## Dataset records
○ ○ ○ ○

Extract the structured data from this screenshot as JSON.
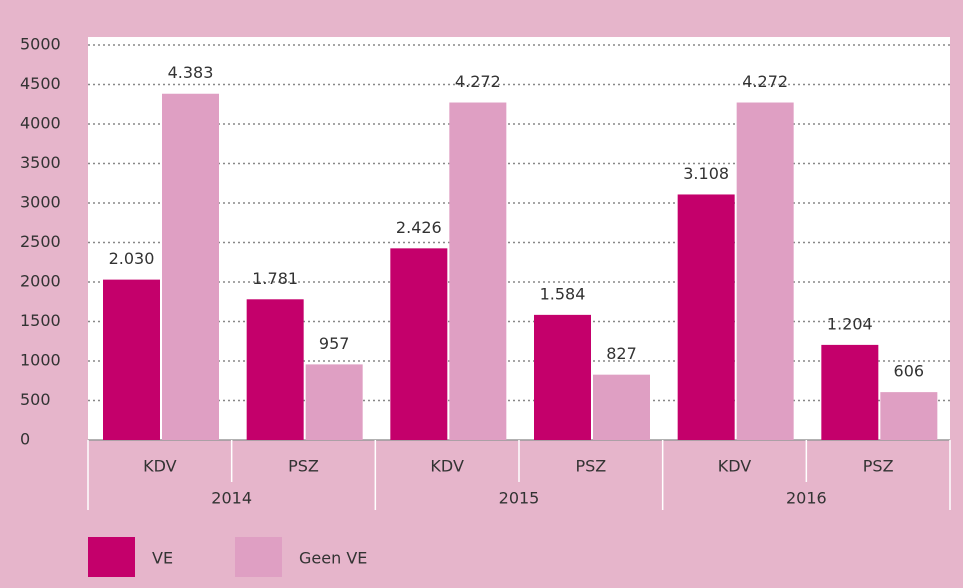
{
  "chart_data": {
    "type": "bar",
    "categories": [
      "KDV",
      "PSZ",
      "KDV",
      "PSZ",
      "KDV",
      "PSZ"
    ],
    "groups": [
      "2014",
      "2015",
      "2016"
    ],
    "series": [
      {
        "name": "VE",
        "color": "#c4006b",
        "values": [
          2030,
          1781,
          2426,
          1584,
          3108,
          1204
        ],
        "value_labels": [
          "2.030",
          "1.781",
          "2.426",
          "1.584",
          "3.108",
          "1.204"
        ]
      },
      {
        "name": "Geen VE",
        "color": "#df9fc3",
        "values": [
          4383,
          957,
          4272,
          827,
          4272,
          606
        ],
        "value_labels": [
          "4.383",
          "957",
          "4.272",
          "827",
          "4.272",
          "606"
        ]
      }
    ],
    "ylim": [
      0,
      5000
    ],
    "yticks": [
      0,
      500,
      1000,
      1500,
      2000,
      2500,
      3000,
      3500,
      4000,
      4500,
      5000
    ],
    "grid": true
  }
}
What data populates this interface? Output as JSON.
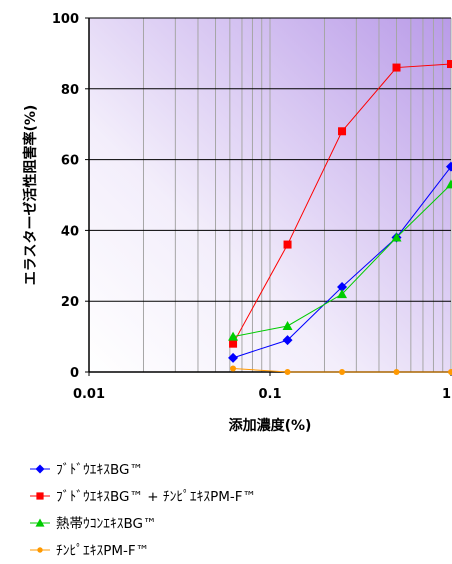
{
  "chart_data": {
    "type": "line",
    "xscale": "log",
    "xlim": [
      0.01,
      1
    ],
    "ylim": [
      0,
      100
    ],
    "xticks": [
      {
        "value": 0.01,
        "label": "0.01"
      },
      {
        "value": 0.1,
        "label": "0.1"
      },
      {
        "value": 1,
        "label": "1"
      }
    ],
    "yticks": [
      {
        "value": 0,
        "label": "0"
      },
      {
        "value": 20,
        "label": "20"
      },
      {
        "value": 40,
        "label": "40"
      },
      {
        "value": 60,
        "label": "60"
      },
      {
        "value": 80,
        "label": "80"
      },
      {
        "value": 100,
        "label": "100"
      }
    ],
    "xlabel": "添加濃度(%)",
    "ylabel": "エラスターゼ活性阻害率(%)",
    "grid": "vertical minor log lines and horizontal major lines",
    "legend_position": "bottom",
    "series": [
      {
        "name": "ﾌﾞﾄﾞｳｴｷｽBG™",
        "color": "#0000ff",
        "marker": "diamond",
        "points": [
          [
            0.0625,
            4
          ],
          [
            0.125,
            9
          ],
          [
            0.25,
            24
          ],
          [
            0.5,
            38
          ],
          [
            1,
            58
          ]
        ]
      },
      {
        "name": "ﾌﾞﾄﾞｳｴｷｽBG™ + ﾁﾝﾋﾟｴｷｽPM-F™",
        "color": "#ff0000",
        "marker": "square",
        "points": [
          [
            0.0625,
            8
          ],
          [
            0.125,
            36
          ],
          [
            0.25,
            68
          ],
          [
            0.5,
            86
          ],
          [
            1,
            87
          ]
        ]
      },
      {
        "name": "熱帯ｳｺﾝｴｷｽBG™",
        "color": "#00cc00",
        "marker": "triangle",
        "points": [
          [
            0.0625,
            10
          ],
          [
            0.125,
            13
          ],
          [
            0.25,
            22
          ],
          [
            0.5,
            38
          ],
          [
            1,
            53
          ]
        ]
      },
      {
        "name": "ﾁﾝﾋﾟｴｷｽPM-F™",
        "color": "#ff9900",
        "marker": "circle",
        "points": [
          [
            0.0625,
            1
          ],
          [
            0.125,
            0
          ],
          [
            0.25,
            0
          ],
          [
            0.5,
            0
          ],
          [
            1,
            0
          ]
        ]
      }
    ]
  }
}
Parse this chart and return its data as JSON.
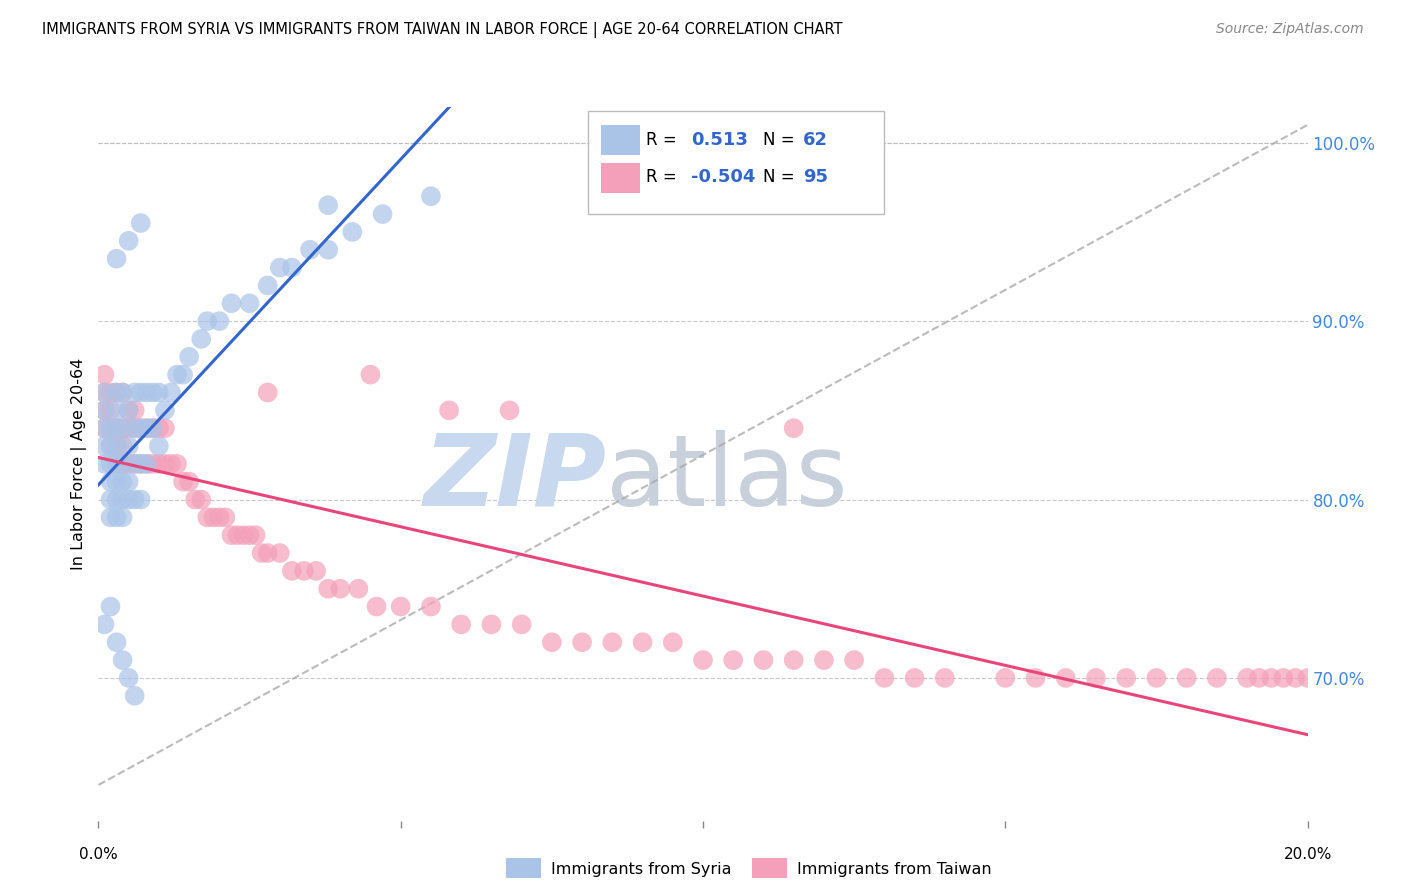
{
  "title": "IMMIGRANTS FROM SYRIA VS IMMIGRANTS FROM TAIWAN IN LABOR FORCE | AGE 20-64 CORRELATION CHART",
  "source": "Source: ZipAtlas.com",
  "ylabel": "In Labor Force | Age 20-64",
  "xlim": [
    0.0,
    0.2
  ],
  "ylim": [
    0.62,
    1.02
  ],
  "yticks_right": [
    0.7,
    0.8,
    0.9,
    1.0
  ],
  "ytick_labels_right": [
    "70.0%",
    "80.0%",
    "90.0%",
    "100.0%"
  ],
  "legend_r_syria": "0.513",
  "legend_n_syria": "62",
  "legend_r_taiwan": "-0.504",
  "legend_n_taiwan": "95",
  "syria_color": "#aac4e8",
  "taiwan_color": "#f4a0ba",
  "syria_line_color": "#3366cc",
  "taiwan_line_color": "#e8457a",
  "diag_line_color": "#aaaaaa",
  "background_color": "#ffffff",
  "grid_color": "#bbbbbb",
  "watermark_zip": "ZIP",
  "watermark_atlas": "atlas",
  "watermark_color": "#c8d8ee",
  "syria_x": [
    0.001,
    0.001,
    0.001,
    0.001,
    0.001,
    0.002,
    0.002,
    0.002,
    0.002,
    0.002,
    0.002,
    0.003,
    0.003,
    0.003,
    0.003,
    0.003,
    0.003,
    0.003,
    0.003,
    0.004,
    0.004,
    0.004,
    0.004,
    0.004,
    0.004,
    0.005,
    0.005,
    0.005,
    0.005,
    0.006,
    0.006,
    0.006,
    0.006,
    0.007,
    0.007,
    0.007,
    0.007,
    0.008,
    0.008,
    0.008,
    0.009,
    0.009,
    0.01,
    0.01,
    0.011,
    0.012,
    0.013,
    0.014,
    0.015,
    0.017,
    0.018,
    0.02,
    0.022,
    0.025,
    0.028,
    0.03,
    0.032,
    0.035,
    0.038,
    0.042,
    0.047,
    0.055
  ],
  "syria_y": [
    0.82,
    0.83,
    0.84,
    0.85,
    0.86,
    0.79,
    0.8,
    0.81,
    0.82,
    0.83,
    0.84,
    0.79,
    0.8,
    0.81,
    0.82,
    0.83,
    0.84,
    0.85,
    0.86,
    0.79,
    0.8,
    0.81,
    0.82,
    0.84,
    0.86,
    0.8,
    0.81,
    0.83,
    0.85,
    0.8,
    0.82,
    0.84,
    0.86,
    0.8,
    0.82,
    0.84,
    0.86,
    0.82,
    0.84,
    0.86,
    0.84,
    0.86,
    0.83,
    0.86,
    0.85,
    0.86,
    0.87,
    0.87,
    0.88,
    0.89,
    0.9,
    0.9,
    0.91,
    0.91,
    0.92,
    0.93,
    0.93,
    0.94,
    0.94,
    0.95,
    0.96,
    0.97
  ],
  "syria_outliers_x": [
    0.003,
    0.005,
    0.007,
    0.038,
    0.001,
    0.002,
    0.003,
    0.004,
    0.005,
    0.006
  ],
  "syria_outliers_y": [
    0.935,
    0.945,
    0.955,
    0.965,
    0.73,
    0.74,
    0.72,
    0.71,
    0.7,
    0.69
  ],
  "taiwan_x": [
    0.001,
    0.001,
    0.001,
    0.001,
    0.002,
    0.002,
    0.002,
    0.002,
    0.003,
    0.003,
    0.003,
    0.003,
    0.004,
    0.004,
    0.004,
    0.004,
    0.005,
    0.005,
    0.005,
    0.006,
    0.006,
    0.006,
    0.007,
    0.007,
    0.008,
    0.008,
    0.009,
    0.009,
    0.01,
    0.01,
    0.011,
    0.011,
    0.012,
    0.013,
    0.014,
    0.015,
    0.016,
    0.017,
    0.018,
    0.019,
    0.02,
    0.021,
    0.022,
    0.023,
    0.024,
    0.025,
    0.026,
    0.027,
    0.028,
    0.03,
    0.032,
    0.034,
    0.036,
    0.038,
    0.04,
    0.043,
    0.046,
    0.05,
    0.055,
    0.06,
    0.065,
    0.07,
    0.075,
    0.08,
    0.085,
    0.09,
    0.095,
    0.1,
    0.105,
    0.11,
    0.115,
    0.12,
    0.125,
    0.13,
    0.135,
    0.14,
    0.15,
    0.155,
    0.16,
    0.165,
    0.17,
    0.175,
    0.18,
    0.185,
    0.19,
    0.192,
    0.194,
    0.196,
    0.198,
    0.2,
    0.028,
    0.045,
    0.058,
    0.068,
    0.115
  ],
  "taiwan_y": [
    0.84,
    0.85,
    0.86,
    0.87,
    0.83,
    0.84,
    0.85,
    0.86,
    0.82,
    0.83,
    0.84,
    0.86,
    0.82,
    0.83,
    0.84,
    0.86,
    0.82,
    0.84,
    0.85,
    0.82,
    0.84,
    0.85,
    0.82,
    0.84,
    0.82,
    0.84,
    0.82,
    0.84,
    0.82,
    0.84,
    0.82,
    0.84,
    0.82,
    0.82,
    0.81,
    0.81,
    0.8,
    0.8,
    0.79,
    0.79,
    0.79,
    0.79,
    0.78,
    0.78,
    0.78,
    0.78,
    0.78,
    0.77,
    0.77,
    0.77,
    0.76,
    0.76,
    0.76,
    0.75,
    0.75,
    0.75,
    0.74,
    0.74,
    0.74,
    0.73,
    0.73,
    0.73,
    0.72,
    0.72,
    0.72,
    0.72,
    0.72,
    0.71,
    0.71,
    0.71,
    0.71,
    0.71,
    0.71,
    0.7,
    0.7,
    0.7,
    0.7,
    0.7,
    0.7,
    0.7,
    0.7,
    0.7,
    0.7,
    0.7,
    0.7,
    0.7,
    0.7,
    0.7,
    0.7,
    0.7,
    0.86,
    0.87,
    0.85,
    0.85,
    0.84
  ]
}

○ ○ ○ ○

## Set task
Which lines contain "name"? Copy each of them out.

## The reply
        "name": "VE",
        "name": "Geen VE",
        "name": "ﾌﾞﾄﾞｳｴｷｽBG™",
        "name": "ﾌﾞﾄﾞｳｴｷｽBG™ + ﾁﾝﾋﾟｴｷｽPM-F™",
        "name": "熱帯ｳｺﾝｴｷｽBG™",
        "name": "ﾁﾝﾋﾟｴｷｽPM-F™",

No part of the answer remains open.